- Problem to work on
Skip the pictures and quote all of the lines exactly.

(Data items)
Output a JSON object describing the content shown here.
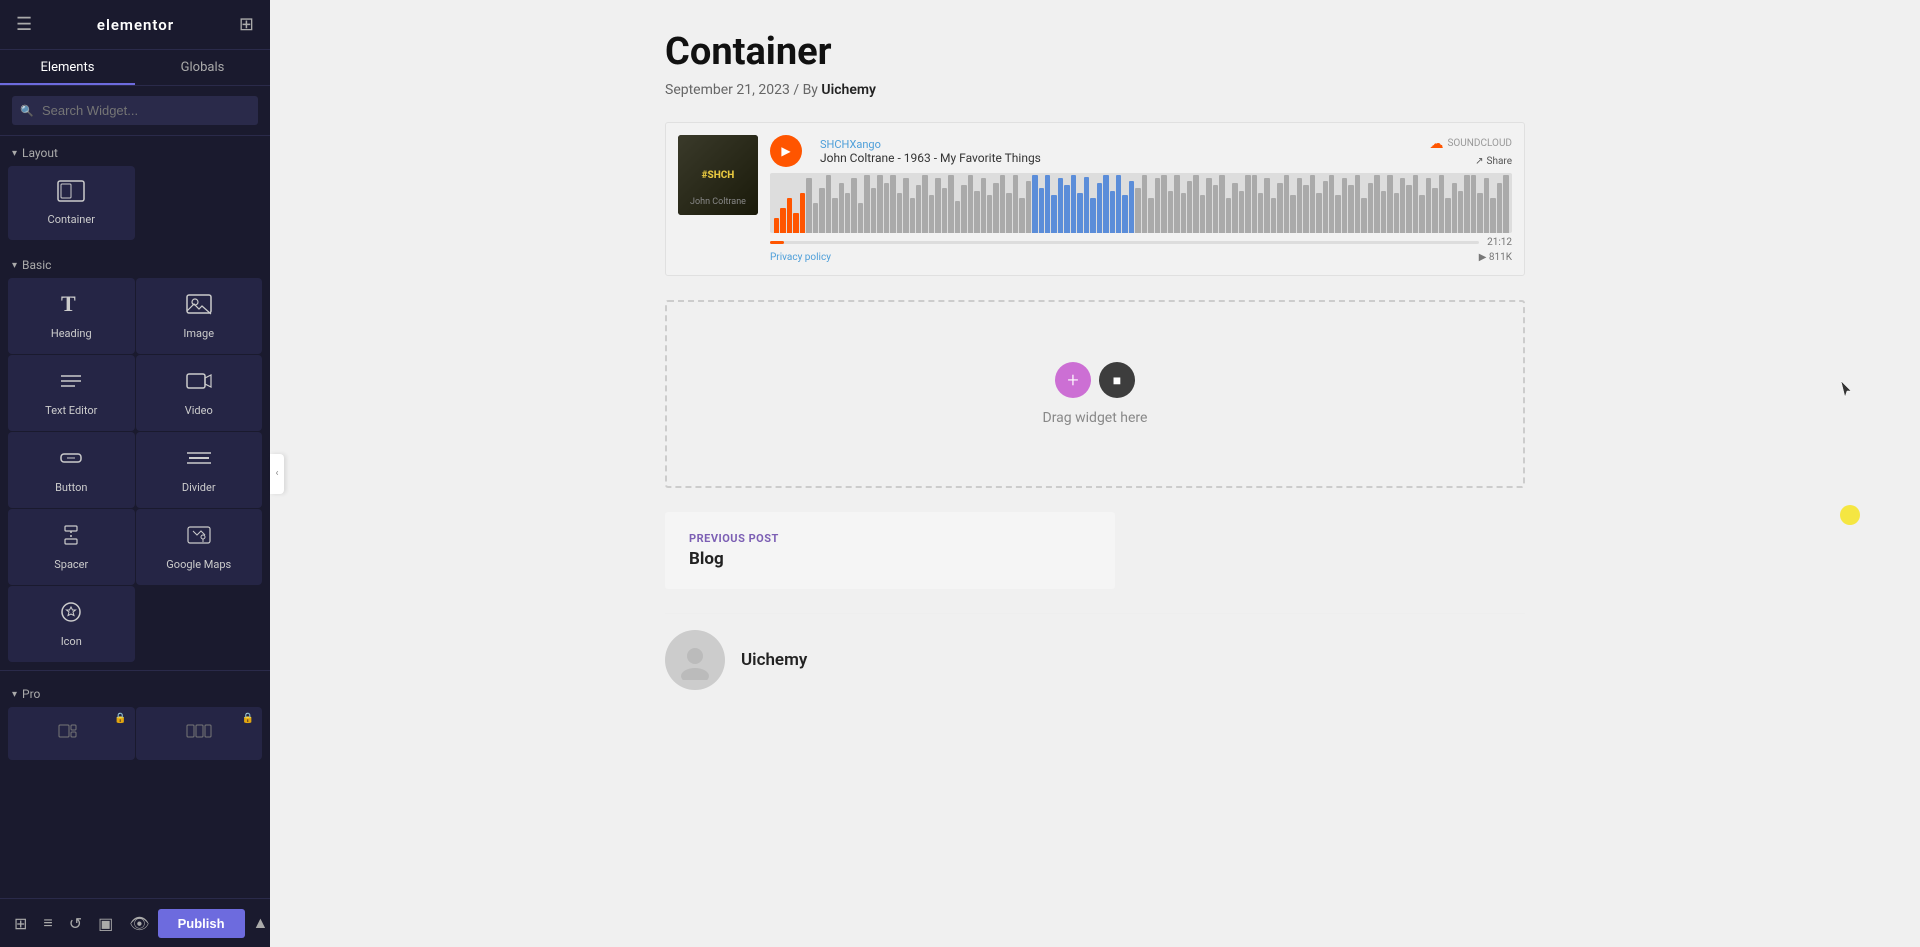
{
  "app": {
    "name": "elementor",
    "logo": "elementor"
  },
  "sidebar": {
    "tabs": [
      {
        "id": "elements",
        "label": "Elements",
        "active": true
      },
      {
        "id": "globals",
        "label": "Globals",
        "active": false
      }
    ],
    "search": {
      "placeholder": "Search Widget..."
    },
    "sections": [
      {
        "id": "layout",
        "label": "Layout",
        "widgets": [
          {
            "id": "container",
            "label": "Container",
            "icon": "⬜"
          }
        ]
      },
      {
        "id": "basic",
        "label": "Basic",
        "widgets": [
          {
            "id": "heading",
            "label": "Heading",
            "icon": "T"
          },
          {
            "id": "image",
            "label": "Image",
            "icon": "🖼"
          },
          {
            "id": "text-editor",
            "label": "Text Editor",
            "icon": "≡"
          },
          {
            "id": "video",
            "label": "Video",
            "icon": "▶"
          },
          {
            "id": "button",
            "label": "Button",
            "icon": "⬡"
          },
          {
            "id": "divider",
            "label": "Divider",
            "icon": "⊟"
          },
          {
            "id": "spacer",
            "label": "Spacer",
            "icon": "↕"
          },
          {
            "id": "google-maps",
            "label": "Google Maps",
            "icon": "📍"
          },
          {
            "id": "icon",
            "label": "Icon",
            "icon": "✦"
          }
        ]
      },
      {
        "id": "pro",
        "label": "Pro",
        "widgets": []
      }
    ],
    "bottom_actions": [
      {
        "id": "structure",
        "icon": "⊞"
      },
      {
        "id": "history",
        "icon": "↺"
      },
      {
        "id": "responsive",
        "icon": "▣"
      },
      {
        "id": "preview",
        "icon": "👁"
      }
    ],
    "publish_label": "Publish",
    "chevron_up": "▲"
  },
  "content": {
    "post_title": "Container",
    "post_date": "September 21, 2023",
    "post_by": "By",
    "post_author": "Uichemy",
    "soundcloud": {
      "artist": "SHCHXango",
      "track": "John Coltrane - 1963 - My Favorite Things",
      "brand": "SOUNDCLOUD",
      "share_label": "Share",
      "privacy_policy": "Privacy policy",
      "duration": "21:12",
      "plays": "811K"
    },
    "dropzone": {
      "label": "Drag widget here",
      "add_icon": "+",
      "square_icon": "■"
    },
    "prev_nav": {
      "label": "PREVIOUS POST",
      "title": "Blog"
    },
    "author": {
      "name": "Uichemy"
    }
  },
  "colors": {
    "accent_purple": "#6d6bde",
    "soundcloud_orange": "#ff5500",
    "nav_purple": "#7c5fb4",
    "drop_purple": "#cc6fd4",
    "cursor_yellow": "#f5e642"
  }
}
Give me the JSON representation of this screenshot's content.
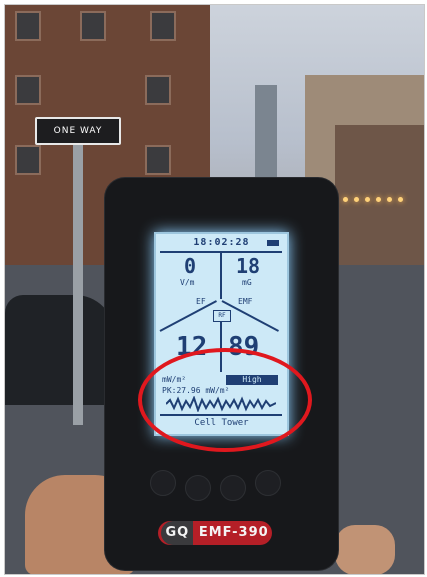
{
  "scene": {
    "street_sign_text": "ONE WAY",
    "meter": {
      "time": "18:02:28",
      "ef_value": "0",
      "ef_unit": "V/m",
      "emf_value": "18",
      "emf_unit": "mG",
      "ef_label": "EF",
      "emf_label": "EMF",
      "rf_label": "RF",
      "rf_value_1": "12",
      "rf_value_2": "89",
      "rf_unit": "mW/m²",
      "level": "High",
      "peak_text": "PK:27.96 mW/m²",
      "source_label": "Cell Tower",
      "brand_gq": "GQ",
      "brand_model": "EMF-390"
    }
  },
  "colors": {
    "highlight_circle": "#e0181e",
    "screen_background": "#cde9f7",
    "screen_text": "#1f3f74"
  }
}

- Exercise answer
Output a JSON object describing the content shown here.
{
  "app": {
    "name": "elementor",
    "logo": "elementor"
  },
  "sidebar": {
    "tabs": [
      {
        "id": "elements",
        "label": "Elements",
        "active": true
      },
      {
        "id": "globals",
        "label": "Globals",
        "active": false
      }
    ],
    "search": {
      "placeholder": "Search Widget..."
    },
    "sections": [
      {
        "id": "layout",
        "label": "Layout",
        "widgets": [
          {
            "id": "container",
            "label": "Container",
            "icon": "⬜"
          }
        ]
      },
      {
        "id": "basic",
        "label": "Basic",
        "widgets": [
          {
            "id": "heading",
            "label": "Heading",
            "icon": "T"
          },
          {
            "id": "image",
            "label": "Image",
            "icon": "🖼"
          },
          {
            "id": "text-editor",
            "label": "Text Editor",
            "icon": "≡"
          },
          {
            "id": "video",
            "label": "Video",
            "icon": "▶"
          },
          {
            "id": "button",
            "label": "Button",
            "icon": "⬡"
          },
          {
            "id": "divider",
            "label": "Divider",
            "icon": "⊟"
          },
          {
            "id": "spacer",
            "label": "Spacer",
            "icon": "↕"
          },
          {
            "id": "google-maps",
            "label": "Google Maps",
            "icon": "📍"
          },
          {
            "id": "icon",
            "label": "Icon",
            "icon": "✦"
          }
        ]
      },
      {
        "id": "pro",
        "label": "Pro",
        "widgets": []
      }
    ],
    "bottom_actions": [
      {
        "id": "structure",
        "icon": "⊞"
      },
      {
        "id": "history",
        "icon": "↺"
      },
      {
        "id": "responsive",
        "icon": "▣"
      },
      {
        "id": "preview",
        "icon": "👁"
      }
    ],
    "publish_label": "Publish",
    "chevron_up": "▲"
  },
  "content": {
    "post_title": "Container",
    "post_date": "September 21, 2023",
    "post_by": "By",
    "post_author": "Uichemy",
    "soundcloud": {
      "artist": "SHCHXango",
      "track": "John Coltrane - 1963 - My Favorite Things",
      "brand": "SOUNDCLOUD",
      "share_label": "Share",
      "privacy_policy": "Privacy policy",
      "duration": "21:12",
      "plays": "811K"
    },
    "dropzone": {
      "label": "Drag widget here",
      "add_icon": "+",
      "square_icon": "■"
    },
    "prev_nav": {
      "label": "PREVIOUS POST",
      "title": "Blog"
    },
    "author": {
      "name": "Uichemy"
    }
  },
  "colors": {
    "accent_purple": "#6d6bde",
    "soundcloud_orange": "#ff5500",
    "nav_purple": "#7c5fb4",
    "drop_purple": "#cc6fd4",
    "cursor_yellow": "#f5e642"
  }
}
Give me the JSON representation of this screenshot's content.
{
  "scene": {
    "street_sign_text": "ONE WAY",
    "meter": {
      "time": "18:02:28",
      "ef_value": "0",
      "ef_unit": "V/m",
      "emf_value": "18",
      "emf_unit": "mG",
      "ef_label": "EF",
      "emf_label": "EMF",
      "rf_label": "RF",
      "rf_value_1": "12",
      "rf_value_2": "89",
      "rf_unit": "mW/m²",
      "level": "High",
      "peak_text": "PK:27.96 mW/m²",
      "source_label": "Cell Tower",
      "brand_gq": "GQ",
      "brand_model": "EMF-390"
    }
  },
  "colors": {
    "highlight_circle": "#e0181e",
    "screen_background": "#cde9f7",
    "screen_text": "#1f3f74"
  }
}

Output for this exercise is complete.